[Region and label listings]
## begin

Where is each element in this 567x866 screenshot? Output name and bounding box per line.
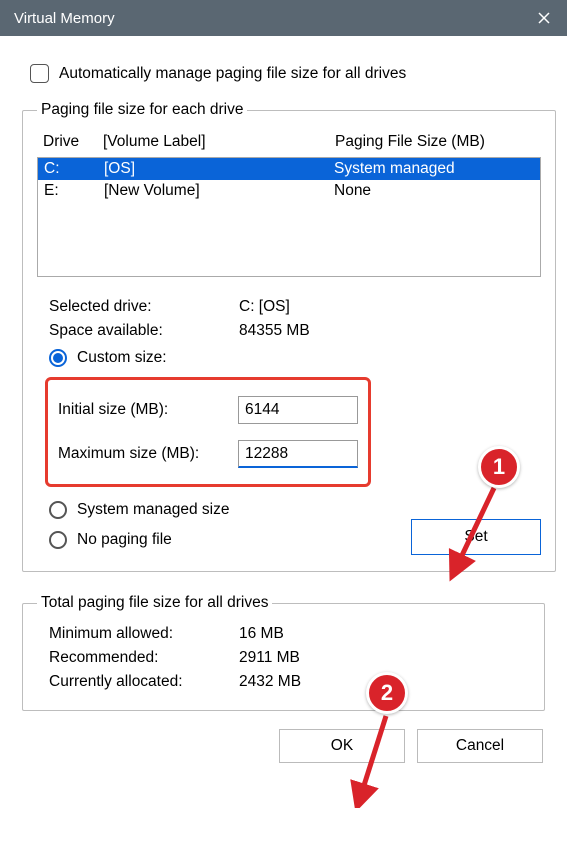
window-title: Virtual Memory: [14, 10, 115, 27]
selected-drive-label: Selected drive:: [49, 298, 239, 316]
initial-size-row: Initial size (MB):: [58, 388, 358, 432]
annotation-badge-2: 2: [366, 672, 408, 714]
dialog-buttons: OK Cancel: [22, 725, 545, 763]
recommended-value: 2911 MB: [239, 649, 530, 667]
dialog-body: Automatically manage paging file size fo…: [0, 36, 567, 777]
min-allowed-value: 16 MB: [239, 625, 530, 643]
drive-row[interactable]: C: [OS] System managed: [38, 158, 540, 180]
drive-letter: E:: [44, 182, 104, 200]
annotation-badge-1: 1: [478, 446, 520, 488]
drive-group-legend: Paging file size for each drive: [37, 101, 247, 119]
maximum-size-row: Maximum size (MB):: [58, 432, 358, 476]
system-managed-radio[interactable]: [49, 501, 67, 519]
custom-size-highlight: Initial size (MB): Maximum size (MB):: [45, 377, 371, 487]
drive-label: [New Volume]: [104, 182, 334, 200]
total-group: Total paging file size for all drives Mi…: [22, 594, 545, 711]
min-allowed-row: Minimum allowed: 16 MB: [37, 622, 530, 646]
drive-label: [OS]: [104, 160, 334, 178]
drive-pf: System managed: [334, 160, 534, 178]
initial-size-label: Initial size (MB):: [58, 401, 238, 419]
custom-size-radio[interactable]: [49, 349, 67, 367]
auto-manage-row[interactable]: Automatically manage paging file size fo…: [30, 64, 545, 83]
drive-letter: C:: [44, 160, 104, 178]
maximum-size-label: Maximum size (MB):: [58, 445, 238, 463]
space-available-row: Space available: 84355 MB: [37, 319, 541, 343]
currently-label: Currently allocated:: [49, 673, 239, 691]
drive-pf: None: [334, 182, 534, 200]
close-button[interactable]: [521, 0, 567, 36]
head-drive: Drive: [43, 133, 103, 151]
selected-drive-value: C: [OS]: [239, 298, 541, 316]
annotation-arrow-1: [442, 482, 506, 582]
auto-manage-checkbox[interactable]: [30, 64, 49, 83]
space-available-value: 84355 MB: [239, 322, 541, 340]
drive-row[interactable]: E: [New Volume] None: [38, 180, 540, 202]
cancel-button[interactable]: Cancel: [417, 729, 543, 763]
annotation-arrow-2: [348, 712, 402, 808]
system-managed-label: System managed size: [77, 501, 230, 519]
space-available-label: Space available:: [49, 322, 239, 340]
recommended-label: Recommended:: [49, 649, 239, 667]
custom-size-radio-row[interactable]: Custom size:: [37, 343, 541, 373]
auto-manage-label: Automatically manage paging file size fo…: [59, 65, 406, 83]
titlebar: Virtual Memory: [0, 0, 567, 36]
drive-list-header: Drive [Volume Label] Paging File Size (M…: [37, 129, 541, 157]
no-paging-radio[interactable]: [49, 531, 67, 549]
no-paging-label: No paging file: [77, 531, 172, 549]
initial-size-input[interactable]: [238, 396, 358, 424]
custom-size-label: Custom size:: [77, 349, 167, 367]
selected-drive-row: Selected drive: C: [OS]: [37, 295, 541, 319]
currently-row: Currently allocated: 2432 MB: [37, 670, 530, 694]
total-group-legend: Total paging file size for all drives: [37, 594, 272, 612]
total-group-wrap: Total paging file size for all drives Mi…: [22, 594, 545, 711]
maximum-size-input[interactable]: [238, 440, 358, 468]
head-paging-file: Paging File Size (MB): [335, 133, 535, 151]
min-allowed-label: Minimum allowed:: [49, 625, 239, 643]
recommended-row: Recommended: 2911 MB: [37, 646, 530, 670]
head-volume-label: [Volume Label]: [103, 133, 335, 151]
drive-list[interactable]: C: [OS] System managed E: [New Volume] N…: [37, 157, 541, 277]
close-icon: [538, 12, 550, 24]
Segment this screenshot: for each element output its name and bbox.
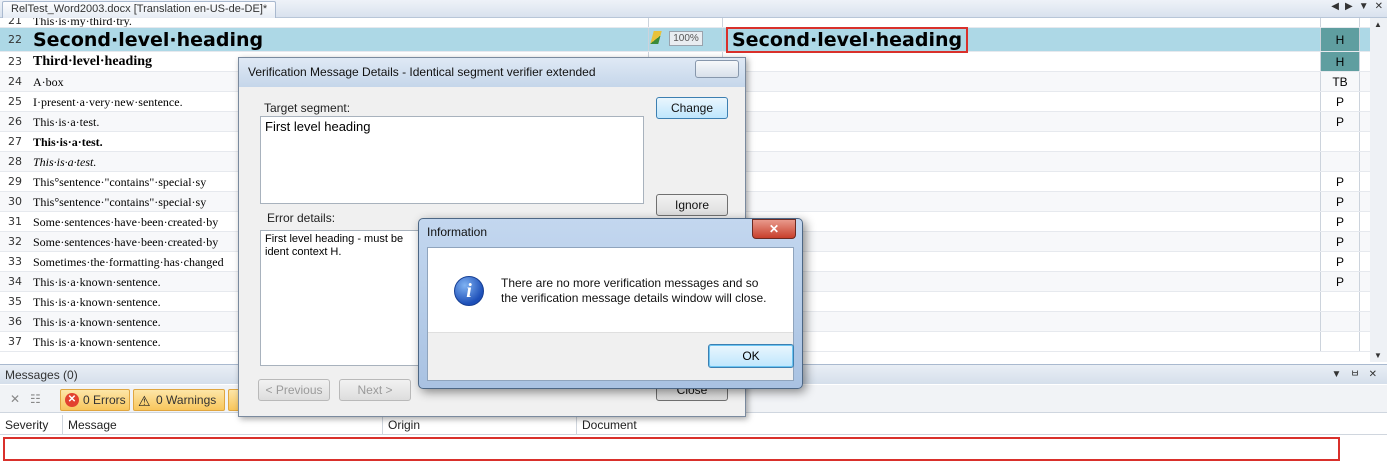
- error-icon: ✕: [65, 393, 79, 407]
- style-cell: [1320, 152, 1360, 171]
- errors-filter-label: 0 Errors: [83, 393, 126, 407]
- style-cell: P: [1320, 232, 1360, 251]
- scroll-right-icon[interactable]: ▶: [1345, 1, 1353, 12]
- close-tab-icon[interactable]: ✕: [1375, 1, 1383, 12]
- source-cell[interactable]: This·is·my·third·try.: [33, 18, 645, 27]
- style-cell: TB: [1320, 72, 1360, 91]
- panel-close-icon[interactable]: ✕: [1369, 365, 1377, 385]
- document-tab[interactable]: RelTest_Word2003.docx [Translation en-US…: [2, 1, 277, 18]
- style-cell: P: [1320, 92, 1360, 111]
- style-cell: P: [1320, 192, 1360, 211]
- style-cell: P: [1320, 172, 1360, 191]
- row-number: 25: [8, 95, 22, 108]
- target-heading-text: Second·level·heading: [726, 27, 969, 53]
- information-dialog-title: Information: [427, 225, 488, 239]
- close-icon[interactable]: ✕: [752, 219, 796, 239]
- column-severity[interactable]: Severity: [0, 415, 63, 435]
- style-cell: P: [1320, 272, 1360, 291]
- style-cell: [1320, 312, 1360, 331]
- style-cell: H: [1320, 52, 1360, 71]
- information-dialog-footer: OK: [428, 332, 794, 380]
- warnings-filter-label: 0 Warnings: [156, 393, 217, 407]
- scroll-down-icon[interactable]: ▼: [1374, 351, 1382, 360]
- row-number: 26: [8, 115, 22, 128]
- target-segment-label: Target segment:: [264, 101, 351, 115]
- change-button[interactable]: Change: [656, 97, 728, 119]
- segment-row-22[interactable]: 22 Second·level·heading 100% Second·leve…: [0, 27, 1387, 53]
- style-cell: P: [1320, 112, 1360, 131]
- messages-column-headers: Severity Message Origin Document: [0, 415, 1387, 435]
- column-origin[interactable]: Origin: [383, 415, 577, 435]
- info-icon: i: [454, 276, 484, 306]
- style-cell: [1320, 332, 1360, 351]
- style-cell: P: [1320, 212, 1360, 231]
- information-message-line1: There are no more verification messages …: [501, 276, 759, 290]
- match-percent-badge: 100%: [669, 31, 703, 46]
- row-number: 36: [8, 315, 22, 328]
- warning-icon: ⚠: [138, 393, 151, 409]
- row-number: 34: [8, 275, 22, 288]
- row-number: 31: [8, 215, 22, 228]
- style-cell: H: [1320, 28, 1360, 51]
- warnings-filter-button[interactable]: ⚠ 0 Warnings: [133, 389, 225, 411]
- row-number: 29: [8, 175, 22, 188]
- clear-icon[interactable]: ✕: [10, 392, 20, 406]
- tab-controls: ◀ ▶ ▼ ✕: [1331, 1, 1383, 12]
- row-number: 35: [8, 295, 22, 308]
- clear-all-icon[interactable]: ☷: [30, 392, 41, 406]
- column-document[interactable]: Document: [577, 415, 1387, 435]
- row-number: 23: [8, 55, 22, 68]
- edit-pencil-icon: [650, 31, 662, 44]
- pin-icon[interactable]: ㅂ: [1350, 365, 1359, 385]
- row-number: 30: [8, 195, 22, 208]
- row-number: 28: [8, 155, 22, 168]
- information-dialog: Information ✕ i There are no more verifi…: [418, 218, 803, 389]
- target-segment-field[interactable]: First level heading: [260, 116, 644, 204]
- editor-vertical-scrollbar[interactable]: ▲ ▼: [1370, 18, 1387, 362]
- row-number: 24: [8, 75, 22, 88]
- row-number: 33: [8, 255, 22, 268]
- errors-filter-button[interactable]: ✕ 0 Errors: [60, 389, 130, 411]
- status-cell: 100%: [648, 28, 723, 51]
- error-details-field[interactable]: First level heading - must be ident cont…: [260, 230, 420, 366]
- error-details-label: Error details:: [267, 211, 336, 225]
- tab-menu-icon[interactable]: ▼: [1359, 1, 1369, 12]
- source-cell[interactable]: Second·level·heading: [33, 28, 645, 51]
- information-dialog-body: i There are no more verification message…: [427, 247, 794, 381]
- dialog-close-button[interactable]: [695, 60, 739, 78]
- row-number: 22: [8, 33, 22, 46]
- row-number: 27: [8, 135, 22, 148]
- scroll-up-icon[interactable]: ▲: [1374, 20, 1382, 29]
- messages-title-text: Messages (0): [5, 368, 78, 382]
- row-number: 37: [8, 335, 22, 348]
- style-cell: P: [1320, 252, 1360, 271]
- target-cell[interactable]: Second·level·heading: [726, 27, 1318, 53]
- next-button[interactable]: Next >: [339, 379, 411, 401]
- previous-button[interactable]: < Previous: [258, 379, 330, 401]
- style-cell: [1320, 18, 1360, 27]
- style-cell: [1320, 292, 1360, 311]
- panel-controls: ▼ ㅂ ✕: [1332, 365, 1378, 385]
- ignore-button[interactable]: Ignore: [656, 194, 728, 216]
- segment-row-21[interactable]: 21 This·is·my·third·try.: [0, 18, 1387, 28]
- panel-menu-icon[interactable]: ▼: [1332, 365, 1342, 385]
- messages-list-highlight: [3, 437, 1340, 461]
- column-message[interactable]: Message: [63, 415, 383, 435]
- verification-dialog-title: Verification Message Details - Identical…: [239, 58, 745, 87]
- style-cell: [1320, 132, 1360, 151]
- ok-button[interactable]: OK: [708, 344, 794, 368]
- row-number: 32: [8, 235, 22, 248]
- document-tab-bar: RelTest_Word2003.docx [Translation en-US…: [0, 0, 1387, 18]
- row-number: 21: [8, 18, 22, 27]
- information-message-line2: the verification message details window …: [501, 291, 767, 305]
- information-message: There are no more verification messages …: [501, 276, 791, 306]
- status-cell: [648, 18, 723, 27]
- scroll-left-icon[interactable]: ◀: [1331, 1, 1339, 12]
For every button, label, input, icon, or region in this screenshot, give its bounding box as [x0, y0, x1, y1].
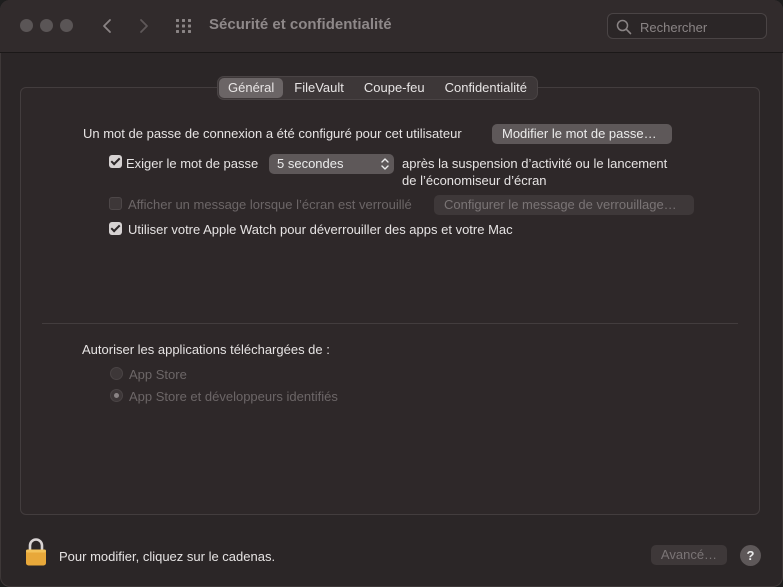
radio-app-store-identified[interactable]: [110, 389, 123, 402]
after-suspension-text-1: après la suspension d’activité ou le lan…: [402, 156, 668, 171]
lock-instruction-text: Pour modifier, cliquez sur le cadenas.: [59, 549, 276, 564]
radio-app-store[interactable]: [110, 367, 123, 380]
after-suspension-text-2: de l’économiseur d’écran: [402, 173, 547, 188]
password-delay-popup[interactable]: 5 secondes: [269, 154, 394, 174]
zoom-window-button[interactable]: [60, 19, 73, 32]
lock-message-label: Afficher un message lorsque l’écran est …: [128, 197, 412, 212]
chevron-left-icon: [103, 19, 111, 33]
search-field[interactable]: [607, 13, 767, 39]
back-button[interactable]: [95, 13, 119, 39]
radio-app-store-identified-label: App Store et développeurs identifiés: [129, 389, 338, 404]
search-icon: [616, 19, 632, 35]
help-button[interactable]: ?: [740, 545, 761, 566]
lock-icon[interactable]: [24, 537, 48, 567]
password-delay-value: 5 secondes: [277, 156, 344, 171]
require-password-label: Exiger le mot de passe: [126, 156, 259, 171]
apple-watch-checkbox[interactable]: [109, 222, 122, 235]
general-panel: [20, 87, 760, 515]
advanced-button[interactable]: Avancé…: [651, 545, 727, 565]
tab-bar: Général FileVault Coupe-feu Confidential…: [218, 77, 537, 99]
allow-apps-heading: Autoriser les applications téléchargées …: [82, 342, 330, 357]
change-password-button[interactable]: Modifier le mot de passe…: [492, 124, 672, 144]
preferences-window: Sécurité et confidentialité Général File…: [0, 0, 783, 587]
forward-button[interactable]: [132, 13, 156, 39]
lock-message-checkbox[interactable]: [109, 197, 122, 210]
grid-icon[interactable]: [174, 16, 194, 36]
search-input[interactable]: [638, 17, 766, 37]
configure-lock-message-button[interactable]: Configurer le message de verrouillage…: [434, 195, 694, 215]
section-divider: [42, 323, 738, 324]
chevron-updown-icon: [381, 158, 389, 170]
radio-app-store-label: App Store: [129, 367, 187, 382]
tab-filevault[interactable]: FileVault: [284, 77, 354, 99]
tab-general[interactable]: Général: [219, 78, 284, 98]
password-set-text: Un mot de passe de connexion a été confi…: [83, 126, 462, 141]
chevron-right-icon: [140, 19, 148, 33]
minimize-window-button[interactable]: [40, 19, 53, 32]
close-window-button[interactable]: [20, 19, 33, 32]
tab-firewall[interactable]: Coupe-feu: [354, 77, 435, 99]
window-title: Sécurité et confidentialité: [209, 16, 392, 33]
titlebar: Sécurité et confidentialité: [0, 0, 783, 53]
apple-watch-label: Utiliser votre Apple Watch pour déverrou…: [128, 222, 513, 237]
tab-privacy[interactable]: Confidentialité: [435, 77, 537, 99]
require-password-checkbox[interactable]: [109, 155, 122, 168]
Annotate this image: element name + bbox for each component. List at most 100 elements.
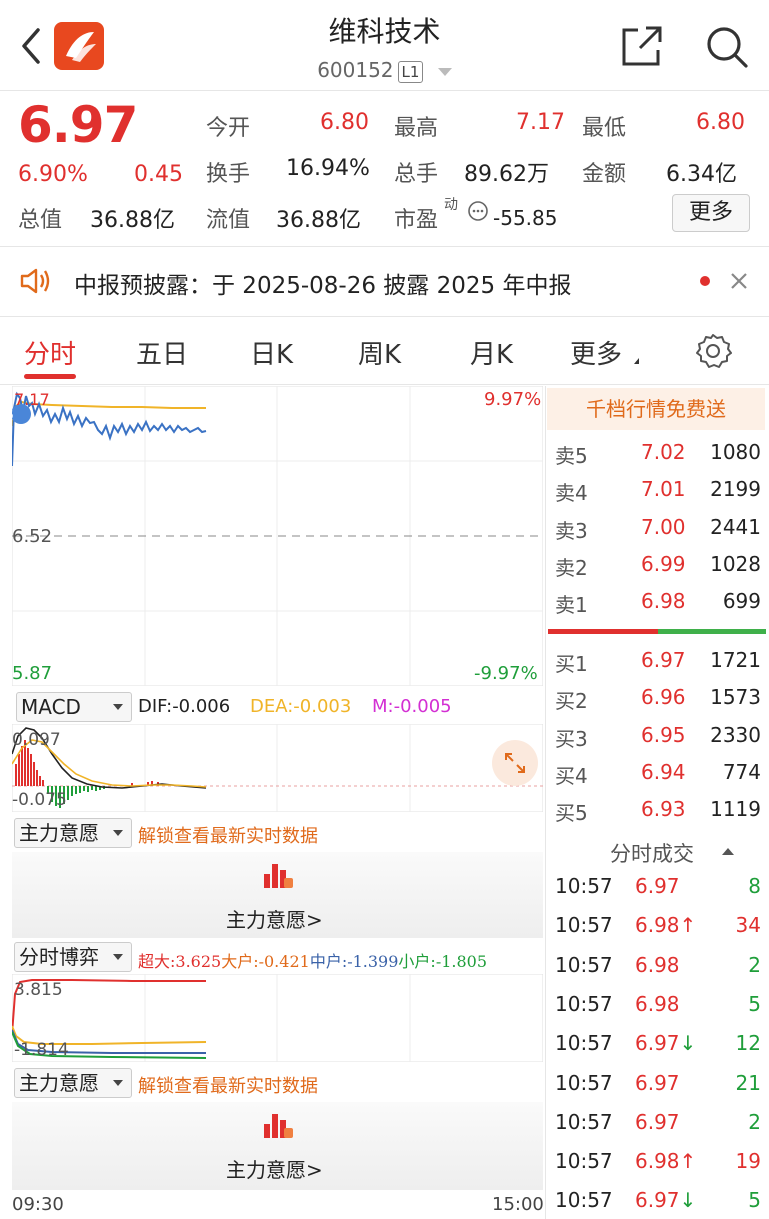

## end

» Work to do: Give the rows from the line containing "radio-app-store-identified[interactable]: [110, 389, 123, 402]" up to and including the line containing "search-field[interactable]: [607, 13, 767, 39]" as a JSON list of strings, one string per line, leaving out any blank lines.

» Solved problem:
[
  "radio-app-store-identified[interactable]: [110, 389, 123, 402]",
  "after-suspension-text-1: après la suspension d’activité ou le lan…: [402, 156, 668, 171]",
  "lock-instruction-text: Pour modifier, cliquez sur le cadenas.: [59, 549, 276, 564]",
  "radio-app-store[interactable]: [110, 367, 123, 380]",
  "after-suspension-text-2: de l’économiseur d’écran: [402, 173, 547, 188]",
  "password-delay-popup[interactable]: 5 secondes: [269, 154, 394, 174]",
  "zoom-window-button[interactable]: [60, 19, 73, 32]",
  "lock-message-label: Afficher un message lorsque l’écran est …: [128, 197, 412, 212]",
  "chevron-left-icon: [103, 19, 111, 33]",
  "search-field[interactable]: [607, 13, 767, 39]"
]